*DOCUMENT EXTRACT*

══════════

With ROSE OF NEVADA, Mark Jenkin (ENYS MEN, BAIT) returns to the sea and to the uncanny. Set in a remote Cornish fishing village, the film opens with the unexplained reappearance of the vessel Rose of Nevada thought lost three decades prior. What follows is less a conventional mystery than a haunting, trance-like excavation of time, memory and collective disquiet, rendered in Jenkin’s unmistakable visual and aural languages.
Shot on 16mm using a wind-up Bolex and with all sound constructed in post-production, ROSE OF NEVADA hums with the ghostly purr of analogue media. The sea, constant and unknowable, becomes both setting and force — ancient, indifferent and ever-shifting. As the village responds to the boat’s return, buried tensions rise to the surface and the community itself begins to feel adrift.

══════════

*ENTRIES*
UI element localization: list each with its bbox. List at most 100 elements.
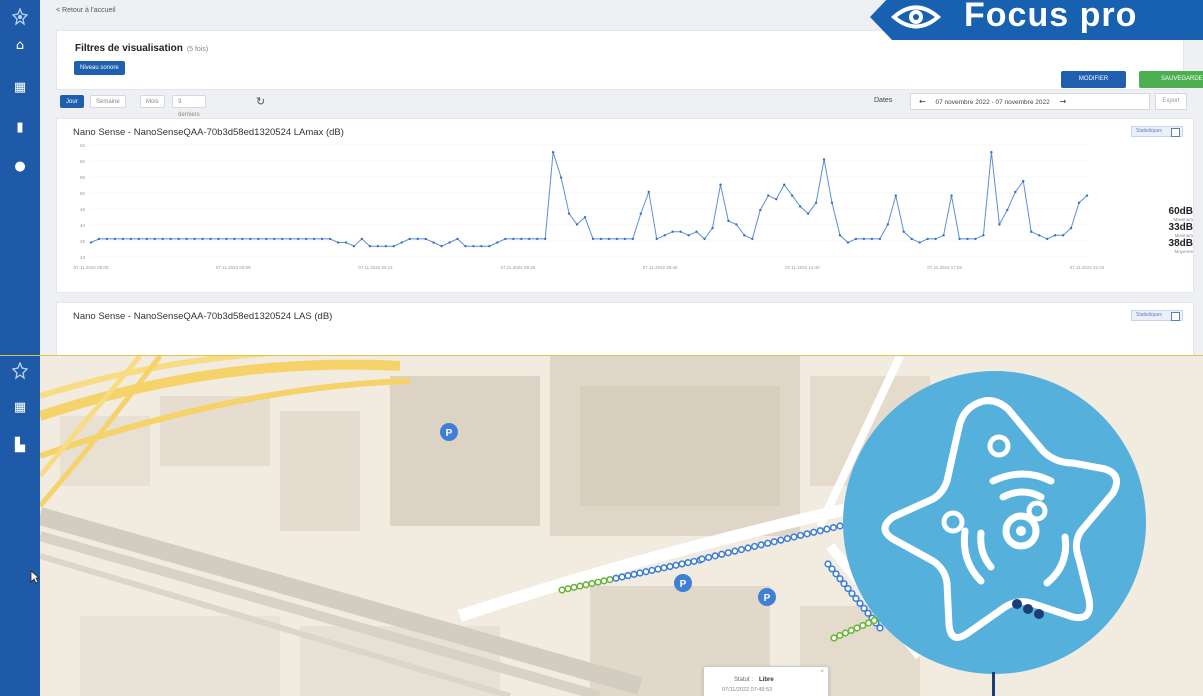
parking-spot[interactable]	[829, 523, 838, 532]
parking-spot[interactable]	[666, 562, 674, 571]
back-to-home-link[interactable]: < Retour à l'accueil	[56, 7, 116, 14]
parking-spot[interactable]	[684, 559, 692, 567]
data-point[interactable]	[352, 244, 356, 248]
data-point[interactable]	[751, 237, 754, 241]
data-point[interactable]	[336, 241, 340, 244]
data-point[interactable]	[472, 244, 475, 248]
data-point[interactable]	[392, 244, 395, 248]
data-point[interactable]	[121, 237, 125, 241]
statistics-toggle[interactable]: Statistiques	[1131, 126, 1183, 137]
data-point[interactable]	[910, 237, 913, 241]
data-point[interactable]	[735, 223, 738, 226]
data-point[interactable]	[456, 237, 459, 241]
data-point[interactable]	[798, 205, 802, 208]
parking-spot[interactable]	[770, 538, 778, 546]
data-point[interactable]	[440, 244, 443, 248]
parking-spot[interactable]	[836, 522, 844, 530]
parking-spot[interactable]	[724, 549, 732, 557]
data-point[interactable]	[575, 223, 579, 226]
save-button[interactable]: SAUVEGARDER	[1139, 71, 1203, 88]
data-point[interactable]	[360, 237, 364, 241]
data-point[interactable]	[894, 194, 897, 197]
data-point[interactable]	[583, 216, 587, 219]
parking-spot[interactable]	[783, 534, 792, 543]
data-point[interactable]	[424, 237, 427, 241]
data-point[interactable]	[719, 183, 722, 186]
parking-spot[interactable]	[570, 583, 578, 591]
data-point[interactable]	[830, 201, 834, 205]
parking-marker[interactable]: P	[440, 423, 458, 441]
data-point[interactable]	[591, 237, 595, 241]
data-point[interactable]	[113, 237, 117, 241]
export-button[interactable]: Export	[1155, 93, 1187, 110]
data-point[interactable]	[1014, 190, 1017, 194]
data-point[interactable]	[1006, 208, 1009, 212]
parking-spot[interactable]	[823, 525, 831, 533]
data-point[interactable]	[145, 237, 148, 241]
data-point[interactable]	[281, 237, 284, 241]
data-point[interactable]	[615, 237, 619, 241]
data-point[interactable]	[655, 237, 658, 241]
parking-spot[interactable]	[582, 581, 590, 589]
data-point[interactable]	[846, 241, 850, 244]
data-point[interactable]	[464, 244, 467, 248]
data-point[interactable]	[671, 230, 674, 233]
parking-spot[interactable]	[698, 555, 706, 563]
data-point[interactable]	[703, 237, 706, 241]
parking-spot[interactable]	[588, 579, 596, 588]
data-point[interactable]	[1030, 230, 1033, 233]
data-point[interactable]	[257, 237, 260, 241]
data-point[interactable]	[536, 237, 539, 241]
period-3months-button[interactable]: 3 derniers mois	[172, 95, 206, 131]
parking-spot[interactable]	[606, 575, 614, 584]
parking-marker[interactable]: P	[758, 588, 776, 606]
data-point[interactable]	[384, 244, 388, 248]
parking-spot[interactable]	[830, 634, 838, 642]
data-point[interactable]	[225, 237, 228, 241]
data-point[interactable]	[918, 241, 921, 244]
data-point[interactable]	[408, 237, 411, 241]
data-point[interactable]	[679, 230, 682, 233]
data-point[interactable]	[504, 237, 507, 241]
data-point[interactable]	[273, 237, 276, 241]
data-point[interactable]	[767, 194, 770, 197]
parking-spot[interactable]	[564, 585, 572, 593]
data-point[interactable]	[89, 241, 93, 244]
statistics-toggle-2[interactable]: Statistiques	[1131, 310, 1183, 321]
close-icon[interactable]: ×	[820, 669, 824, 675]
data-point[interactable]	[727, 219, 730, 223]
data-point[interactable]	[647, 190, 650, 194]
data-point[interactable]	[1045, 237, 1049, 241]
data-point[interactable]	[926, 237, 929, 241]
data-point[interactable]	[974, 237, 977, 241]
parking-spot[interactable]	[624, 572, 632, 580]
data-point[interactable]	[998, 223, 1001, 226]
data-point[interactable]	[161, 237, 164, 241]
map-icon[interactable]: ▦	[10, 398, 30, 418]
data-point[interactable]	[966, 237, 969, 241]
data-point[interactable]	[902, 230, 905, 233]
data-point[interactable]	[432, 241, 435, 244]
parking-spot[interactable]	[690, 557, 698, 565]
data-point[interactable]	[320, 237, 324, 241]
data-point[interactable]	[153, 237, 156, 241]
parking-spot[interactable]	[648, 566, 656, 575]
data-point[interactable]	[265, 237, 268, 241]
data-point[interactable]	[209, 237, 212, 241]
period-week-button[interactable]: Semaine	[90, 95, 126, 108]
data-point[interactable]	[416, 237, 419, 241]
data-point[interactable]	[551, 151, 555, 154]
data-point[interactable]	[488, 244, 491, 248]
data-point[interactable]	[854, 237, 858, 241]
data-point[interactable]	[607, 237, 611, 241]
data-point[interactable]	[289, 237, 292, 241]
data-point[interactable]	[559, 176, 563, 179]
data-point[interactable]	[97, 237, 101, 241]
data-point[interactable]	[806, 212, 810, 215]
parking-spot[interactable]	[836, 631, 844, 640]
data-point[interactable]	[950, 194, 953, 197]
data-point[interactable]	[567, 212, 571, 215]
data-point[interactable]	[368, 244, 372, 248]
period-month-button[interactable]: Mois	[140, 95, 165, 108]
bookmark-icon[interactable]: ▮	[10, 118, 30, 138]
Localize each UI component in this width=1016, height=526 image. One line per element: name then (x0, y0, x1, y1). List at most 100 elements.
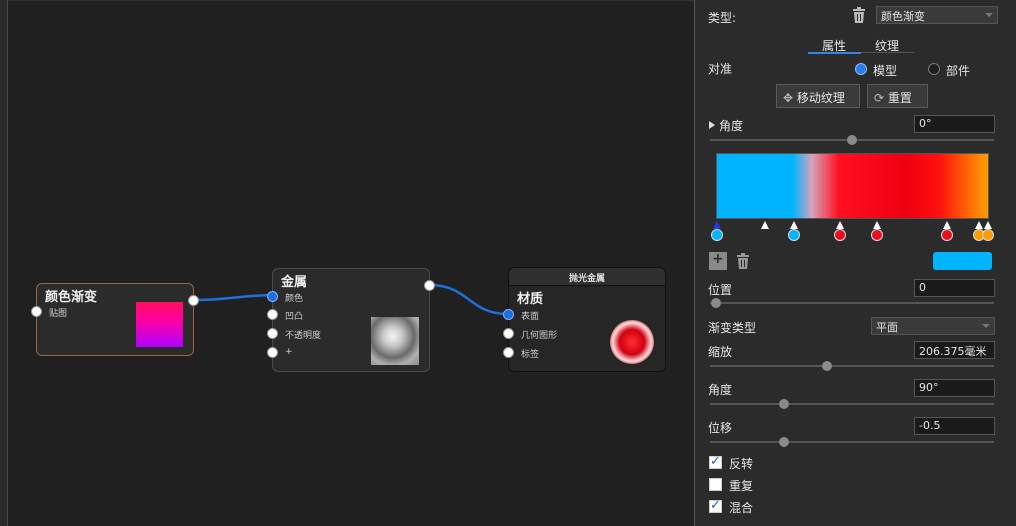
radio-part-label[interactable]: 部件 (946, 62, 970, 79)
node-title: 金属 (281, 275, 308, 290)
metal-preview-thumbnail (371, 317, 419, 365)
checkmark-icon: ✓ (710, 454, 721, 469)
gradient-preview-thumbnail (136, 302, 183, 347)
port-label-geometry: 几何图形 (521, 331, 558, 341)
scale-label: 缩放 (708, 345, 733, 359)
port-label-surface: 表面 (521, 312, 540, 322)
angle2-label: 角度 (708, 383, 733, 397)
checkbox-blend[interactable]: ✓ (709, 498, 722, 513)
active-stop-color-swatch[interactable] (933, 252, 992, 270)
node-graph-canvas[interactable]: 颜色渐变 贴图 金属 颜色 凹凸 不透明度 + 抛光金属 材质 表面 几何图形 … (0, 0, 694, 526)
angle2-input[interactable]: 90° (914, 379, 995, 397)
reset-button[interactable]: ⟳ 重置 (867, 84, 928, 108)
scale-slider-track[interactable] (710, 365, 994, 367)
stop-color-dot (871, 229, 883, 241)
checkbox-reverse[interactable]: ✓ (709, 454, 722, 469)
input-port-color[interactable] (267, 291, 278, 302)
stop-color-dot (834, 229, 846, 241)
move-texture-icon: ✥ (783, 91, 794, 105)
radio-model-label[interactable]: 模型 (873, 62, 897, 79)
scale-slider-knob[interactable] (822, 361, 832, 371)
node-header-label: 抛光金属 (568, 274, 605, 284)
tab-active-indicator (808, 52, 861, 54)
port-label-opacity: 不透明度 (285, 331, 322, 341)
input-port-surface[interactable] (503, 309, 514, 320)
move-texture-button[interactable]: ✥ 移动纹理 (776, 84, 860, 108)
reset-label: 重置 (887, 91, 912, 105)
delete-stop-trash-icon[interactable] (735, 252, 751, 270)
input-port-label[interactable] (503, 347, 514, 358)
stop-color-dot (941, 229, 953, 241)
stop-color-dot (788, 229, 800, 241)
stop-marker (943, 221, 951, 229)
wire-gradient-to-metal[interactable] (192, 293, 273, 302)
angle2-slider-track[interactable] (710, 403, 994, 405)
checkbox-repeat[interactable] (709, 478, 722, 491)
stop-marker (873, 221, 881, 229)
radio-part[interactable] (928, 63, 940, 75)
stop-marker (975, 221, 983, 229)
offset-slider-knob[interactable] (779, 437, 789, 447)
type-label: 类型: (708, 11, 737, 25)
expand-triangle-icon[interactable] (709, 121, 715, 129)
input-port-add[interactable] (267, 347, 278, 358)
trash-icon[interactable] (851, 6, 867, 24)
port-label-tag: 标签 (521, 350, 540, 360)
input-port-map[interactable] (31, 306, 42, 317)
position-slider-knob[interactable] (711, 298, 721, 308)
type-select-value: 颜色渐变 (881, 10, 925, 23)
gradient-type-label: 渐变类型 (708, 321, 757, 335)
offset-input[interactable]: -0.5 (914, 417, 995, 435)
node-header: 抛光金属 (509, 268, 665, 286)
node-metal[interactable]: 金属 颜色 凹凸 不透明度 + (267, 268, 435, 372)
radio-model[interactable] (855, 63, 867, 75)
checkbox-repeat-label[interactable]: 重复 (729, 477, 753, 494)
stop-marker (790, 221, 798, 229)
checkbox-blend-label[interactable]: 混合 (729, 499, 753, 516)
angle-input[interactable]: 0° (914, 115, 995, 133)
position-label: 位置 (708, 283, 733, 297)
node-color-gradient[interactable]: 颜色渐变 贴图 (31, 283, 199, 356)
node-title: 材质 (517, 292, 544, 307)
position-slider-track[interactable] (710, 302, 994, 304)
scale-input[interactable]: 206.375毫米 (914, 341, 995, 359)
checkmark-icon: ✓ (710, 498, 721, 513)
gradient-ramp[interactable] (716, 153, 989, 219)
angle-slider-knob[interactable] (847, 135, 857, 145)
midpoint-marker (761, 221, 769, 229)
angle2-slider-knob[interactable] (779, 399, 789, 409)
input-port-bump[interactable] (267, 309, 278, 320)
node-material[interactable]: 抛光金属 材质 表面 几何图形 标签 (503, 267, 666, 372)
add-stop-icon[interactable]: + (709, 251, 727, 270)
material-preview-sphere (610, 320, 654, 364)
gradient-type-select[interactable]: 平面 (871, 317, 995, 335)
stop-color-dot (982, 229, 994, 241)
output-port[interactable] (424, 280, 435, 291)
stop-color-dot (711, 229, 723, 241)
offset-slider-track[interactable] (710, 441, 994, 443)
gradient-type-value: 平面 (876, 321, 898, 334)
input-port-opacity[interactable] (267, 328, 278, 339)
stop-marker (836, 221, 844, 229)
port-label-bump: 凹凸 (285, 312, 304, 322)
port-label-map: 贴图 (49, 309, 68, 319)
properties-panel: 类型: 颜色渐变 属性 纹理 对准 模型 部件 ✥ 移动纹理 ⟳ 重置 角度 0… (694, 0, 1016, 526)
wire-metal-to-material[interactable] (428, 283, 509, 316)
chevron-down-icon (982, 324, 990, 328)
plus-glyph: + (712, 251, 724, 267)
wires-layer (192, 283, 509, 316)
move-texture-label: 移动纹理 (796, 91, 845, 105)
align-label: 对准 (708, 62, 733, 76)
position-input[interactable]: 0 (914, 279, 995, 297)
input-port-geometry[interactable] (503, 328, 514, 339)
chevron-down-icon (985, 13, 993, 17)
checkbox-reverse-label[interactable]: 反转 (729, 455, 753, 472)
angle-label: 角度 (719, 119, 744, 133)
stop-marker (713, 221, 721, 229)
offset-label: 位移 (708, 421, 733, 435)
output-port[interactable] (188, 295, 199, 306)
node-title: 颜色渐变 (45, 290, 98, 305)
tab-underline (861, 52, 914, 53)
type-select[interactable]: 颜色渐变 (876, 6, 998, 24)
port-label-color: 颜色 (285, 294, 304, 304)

══════════

*EXERCISE GOAL*
Extend the film description of Rose of Nevada, starting right after its last sentence.

*RESULT OF THE EXERCISE*
George MacKay and Callum Turner deliver quietly affecting performances as Nick and Liam, disparate men who sign on to crew the resurrected boat. Both evoke a sense of unease as the crew sails into uncertain waters, each man confronting the temporal displacement in his own way. Their performances enhance an atmosphere immersed in flickering light and dissonant soundscapes that seem to descend from another dimension.
Jenkin doesn’t offer easy answers. Instead, he immerses us in a world where the past refuses to stay buried and where the sea gives back only what it’s ready to. ROSE OF NEVADA is less a ghost story than a cinematic séance — a film about displacement, recursion, and the natural world’s refusal to forget. (Synopsis from the Toronto International Film Festival Program Guide)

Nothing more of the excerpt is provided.